> [TASK INSTRUCTIONS] Identify every line containing the word "What" and reproduce each one.
_ _ _ _
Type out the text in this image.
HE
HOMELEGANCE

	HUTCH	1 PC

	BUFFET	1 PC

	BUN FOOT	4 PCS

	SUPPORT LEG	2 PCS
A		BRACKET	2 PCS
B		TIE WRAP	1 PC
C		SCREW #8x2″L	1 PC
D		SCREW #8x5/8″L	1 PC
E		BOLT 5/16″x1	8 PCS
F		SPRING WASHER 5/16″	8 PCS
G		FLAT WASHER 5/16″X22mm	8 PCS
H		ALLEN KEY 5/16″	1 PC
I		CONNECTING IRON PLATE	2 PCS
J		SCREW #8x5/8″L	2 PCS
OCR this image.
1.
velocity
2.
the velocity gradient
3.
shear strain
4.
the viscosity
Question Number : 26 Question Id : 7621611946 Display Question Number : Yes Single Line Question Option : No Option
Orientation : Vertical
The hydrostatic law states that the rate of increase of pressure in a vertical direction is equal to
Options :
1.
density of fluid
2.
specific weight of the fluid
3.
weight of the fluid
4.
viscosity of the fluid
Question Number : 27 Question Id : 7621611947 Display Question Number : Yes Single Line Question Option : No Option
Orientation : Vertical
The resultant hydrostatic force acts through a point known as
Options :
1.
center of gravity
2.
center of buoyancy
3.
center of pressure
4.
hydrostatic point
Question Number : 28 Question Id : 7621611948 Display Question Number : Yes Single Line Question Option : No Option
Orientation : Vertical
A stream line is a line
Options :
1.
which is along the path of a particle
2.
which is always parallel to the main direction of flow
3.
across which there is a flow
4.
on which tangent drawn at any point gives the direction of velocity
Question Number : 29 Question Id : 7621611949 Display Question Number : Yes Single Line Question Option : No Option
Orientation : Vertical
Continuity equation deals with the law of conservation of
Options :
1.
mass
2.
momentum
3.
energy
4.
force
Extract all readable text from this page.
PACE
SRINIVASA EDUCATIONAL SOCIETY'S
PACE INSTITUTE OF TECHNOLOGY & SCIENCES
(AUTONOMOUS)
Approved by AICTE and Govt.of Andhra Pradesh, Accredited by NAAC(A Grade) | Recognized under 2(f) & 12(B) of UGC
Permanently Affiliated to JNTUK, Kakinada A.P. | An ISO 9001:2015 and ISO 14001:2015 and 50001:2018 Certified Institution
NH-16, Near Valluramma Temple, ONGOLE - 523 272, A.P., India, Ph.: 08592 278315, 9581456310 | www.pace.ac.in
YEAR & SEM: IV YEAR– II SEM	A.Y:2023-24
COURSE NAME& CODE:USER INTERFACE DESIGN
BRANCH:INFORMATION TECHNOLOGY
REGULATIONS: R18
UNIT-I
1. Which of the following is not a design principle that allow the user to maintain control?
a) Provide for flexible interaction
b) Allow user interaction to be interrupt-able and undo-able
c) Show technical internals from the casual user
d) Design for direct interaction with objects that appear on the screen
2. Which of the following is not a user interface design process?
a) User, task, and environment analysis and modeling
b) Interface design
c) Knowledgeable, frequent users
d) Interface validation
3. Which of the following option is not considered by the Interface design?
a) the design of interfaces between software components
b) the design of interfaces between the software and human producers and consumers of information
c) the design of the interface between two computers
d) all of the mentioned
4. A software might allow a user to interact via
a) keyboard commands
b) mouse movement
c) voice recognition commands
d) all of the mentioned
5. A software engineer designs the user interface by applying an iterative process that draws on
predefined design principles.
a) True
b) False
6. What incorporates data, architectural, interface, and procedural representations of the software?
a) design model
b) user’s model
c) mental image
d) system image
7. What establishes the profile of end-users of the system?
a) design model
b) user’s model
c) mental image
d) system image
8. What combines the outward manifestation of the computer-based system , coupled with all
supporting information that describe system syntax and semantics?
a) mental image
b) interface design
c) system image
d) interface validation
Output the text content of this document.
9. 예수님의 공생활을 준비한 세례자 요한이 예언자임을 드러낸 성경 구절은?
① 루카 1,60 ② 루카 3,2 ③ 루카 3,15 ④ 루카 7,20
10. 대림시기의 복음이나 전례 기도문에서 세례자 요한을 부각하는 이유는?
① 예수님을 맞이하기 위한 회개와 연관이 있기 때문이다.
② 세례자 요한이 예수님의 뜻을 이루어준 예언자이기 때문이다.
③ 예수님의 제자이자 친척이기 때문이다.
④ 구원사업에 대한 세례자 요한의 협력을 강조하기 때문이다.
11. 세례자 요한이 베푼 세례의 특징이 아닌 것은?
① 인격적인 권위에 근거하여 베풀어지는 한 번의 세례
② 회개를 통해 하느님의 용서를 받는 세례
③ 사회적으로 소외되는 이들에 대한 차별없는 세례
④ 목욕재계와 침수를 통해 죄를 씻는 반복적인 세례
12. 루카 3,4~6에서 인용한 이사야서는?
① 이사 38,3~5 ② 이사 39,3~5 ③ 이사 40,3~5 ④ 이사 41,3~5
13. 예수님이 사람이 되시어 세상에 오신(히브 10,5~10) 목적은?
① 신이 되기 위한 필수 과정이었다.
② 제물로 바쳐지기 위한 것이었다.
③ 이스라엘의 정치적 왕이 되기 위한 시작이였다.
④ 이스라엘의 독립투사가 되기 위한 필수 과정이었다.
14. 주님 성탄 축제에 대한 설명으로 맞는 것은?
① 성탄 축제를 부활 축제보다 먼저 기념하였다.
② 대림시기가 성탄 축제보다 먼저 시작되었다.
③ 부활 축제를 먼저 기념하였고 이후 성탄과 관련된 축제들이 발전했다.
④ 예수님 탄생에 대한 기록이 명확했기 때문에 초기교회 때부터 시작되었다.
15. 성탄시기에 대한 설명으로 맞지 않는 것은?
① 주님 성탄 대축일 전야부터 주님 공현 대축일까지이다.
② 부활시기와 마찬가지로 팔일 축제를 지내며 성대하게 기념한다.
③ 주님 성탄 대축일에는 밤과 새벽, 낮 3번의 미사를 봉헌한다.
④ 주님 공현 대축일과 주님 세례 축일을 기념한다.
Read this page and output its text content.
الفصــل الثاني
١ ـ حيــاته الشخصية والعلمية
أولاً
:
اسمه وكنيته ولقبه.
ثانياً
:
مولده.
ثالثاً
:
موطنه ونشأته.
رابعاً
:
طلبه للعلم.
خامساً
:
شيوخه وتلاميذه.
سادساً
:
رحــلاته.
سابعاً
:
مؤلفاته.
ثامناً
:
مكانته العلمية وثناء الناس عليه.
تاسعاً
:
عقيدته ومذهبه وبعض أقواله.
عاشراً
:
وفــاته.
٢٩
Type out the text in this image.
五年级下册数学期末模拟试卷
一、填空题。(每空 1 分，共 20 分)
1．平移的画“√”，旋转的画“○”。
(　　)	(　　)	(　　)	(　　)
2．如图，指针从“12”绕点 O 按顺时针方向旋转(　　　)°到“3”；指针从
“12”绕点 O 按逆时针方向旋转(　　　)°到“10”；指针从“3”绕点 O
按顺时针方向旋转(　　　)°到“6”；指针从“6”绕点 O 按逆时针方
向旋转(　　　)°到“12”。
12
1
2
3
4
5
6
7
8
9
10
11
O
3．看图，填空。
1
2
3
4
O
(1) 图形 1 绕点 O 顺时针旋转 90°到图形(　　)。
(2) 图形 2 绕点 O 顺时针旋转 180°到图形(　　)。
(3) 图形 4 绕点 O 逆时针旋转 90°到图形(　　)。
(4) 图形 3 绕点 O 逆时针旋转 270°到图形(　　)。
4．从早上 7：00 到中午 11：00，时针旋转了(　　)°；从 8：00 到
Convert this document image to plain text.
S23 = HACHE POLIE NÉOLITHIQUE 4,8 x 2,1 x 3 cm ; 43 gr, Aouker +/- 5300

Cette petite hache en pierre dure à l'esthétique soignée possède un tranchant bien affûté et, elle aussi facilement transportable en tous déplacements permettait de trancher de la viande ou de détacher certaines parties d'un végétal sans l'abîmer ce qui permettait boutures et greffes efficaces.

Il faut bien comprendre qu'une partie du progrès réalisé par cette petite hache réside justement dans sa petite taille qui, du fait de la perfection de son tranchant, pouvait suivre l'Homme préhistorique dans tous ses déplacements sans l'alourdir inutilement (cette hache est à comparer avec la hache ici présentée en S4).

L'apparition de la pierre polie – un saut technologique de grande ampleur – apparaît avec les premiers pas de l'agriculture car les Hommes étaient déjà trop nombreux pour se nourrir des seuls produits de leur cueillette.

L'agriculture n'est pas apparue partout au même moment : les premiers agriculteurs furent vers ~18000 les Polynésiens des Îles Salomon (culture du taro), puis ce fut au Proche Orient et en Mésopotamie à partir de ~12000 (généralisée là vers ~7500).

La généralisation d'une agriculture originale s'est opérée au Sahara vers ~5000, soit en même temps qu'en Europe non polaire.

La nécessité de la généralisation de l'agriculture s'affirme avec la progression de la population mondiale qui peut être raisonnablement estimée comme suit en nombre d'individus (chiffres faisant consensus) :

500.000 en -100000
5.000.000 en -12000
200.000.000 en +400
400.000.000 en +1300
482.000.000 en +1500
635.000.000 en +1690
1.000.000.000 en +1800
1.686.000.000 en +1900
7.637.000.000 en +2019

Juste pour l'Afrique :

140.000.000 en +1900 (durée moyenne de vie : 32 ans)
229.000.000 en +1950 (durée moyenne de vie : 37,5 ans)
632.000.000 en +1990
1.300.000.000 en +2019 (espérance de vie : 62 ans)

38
_ _ _ _
> [FINAL ANSWER]
6. What incorporates data, architectural, interface, and procedural representations of the software?
7. What establishes the profile of end-users of the system?
8. What combines the outward manifestation of the computer-based system , coupled with all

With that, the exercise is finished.